[Source records]

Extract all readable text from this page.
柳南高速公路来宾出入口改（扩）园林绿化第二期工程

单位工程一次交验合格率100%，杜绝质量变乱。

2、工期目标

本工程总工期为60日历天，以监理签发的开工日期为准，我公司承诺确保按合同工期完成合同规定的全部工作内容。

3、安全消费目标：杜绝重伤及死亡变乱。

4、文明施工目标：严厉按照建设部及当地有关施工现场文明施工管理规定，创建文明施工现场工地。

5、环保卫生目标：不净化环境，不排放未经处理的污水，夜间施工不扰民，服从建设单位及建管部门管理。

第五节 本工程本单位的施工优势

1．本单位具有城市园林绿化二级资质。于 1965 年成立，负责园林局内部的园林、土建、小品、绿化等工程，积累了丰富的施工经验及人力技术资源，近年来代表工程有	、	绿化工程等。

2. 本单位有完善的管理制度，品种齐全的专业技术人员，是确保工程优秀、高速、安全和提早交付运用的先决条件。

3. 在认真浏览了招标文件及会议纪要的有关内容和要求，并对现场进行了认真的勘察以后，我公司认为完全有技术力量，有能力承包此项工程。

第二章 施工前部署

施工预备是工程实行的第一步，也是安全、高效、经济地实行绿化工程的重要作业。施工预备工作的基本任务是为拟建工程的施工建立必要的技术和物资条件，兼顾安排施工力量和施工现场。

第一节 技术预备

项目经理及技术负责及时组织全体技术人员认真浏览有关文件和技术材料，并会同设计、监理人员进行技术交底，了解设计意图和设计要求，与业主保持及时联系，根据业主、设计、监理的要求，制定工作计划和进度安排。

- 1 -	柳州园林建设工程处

### What you need to do
Reproduce all of the material above word for word.

### In response
Extract all readable text from this page.
柳南高速公路来宾出入口改（扩）园林绿化第二期工程

单位工程一次交验合格率100%，杜绝质量变乱。

2、工期目标

本工程总工期为60日历天，以监理签发的开工日期为准，我公司承诺确保按合同工期完成合同规定的全部工作内容。

3、安全消费目标：杜绝重伤及死亡变乱。

4、文明施工目标：严厉按照建设部及当地有关施工现场文明施工管理规定，创建文明施工现场工地。

5、环保卫生目标：不净化环境，不排放未经处理的污水，夜间施工不扰民，服从建设单位及建管部门管理。

第五节 本工程本单位的施工优势

1．本单位具有城市园林绿化二级资质。于 1965 年成立，负责园林局内部的园林、土建、小品、绿化等工程，积累了丰富的施工经验及人力技术资源，近年来代表工程有	、	绿化工程等。

2. 本单位有完善的管理制度，品种齐全的专业技术人员，是确保工程优秀、高速、安全和提早交付运用的先决条件。

3. 在认真浏览了招标文件及会议纪要的有关内容和要求，并对现场进行了认真的勘察以后，我公司认为完全有技术力量，有能力承包此项工程。

第二章 施工前部署

施工预备是工程实行的第一步，也是安全、高效、经济地实行绿化工程的重要作业。施工预备工作的基本任务是为拟建工程的施工建立必要的技术和物资条件，兼顾安排施工力量和施工现场。

第一节 技术预备

项目经理及技术负责及时组织全体技术人员认真浏览有关文件和技术材料，并会同设计、监理人员进行技术交底，了解设计意图和设计要求，与业主保持及时联系，根据业主、设计、监理的要求，制定工作计划和进度安排。

- 1 -	柳州园林建设工程处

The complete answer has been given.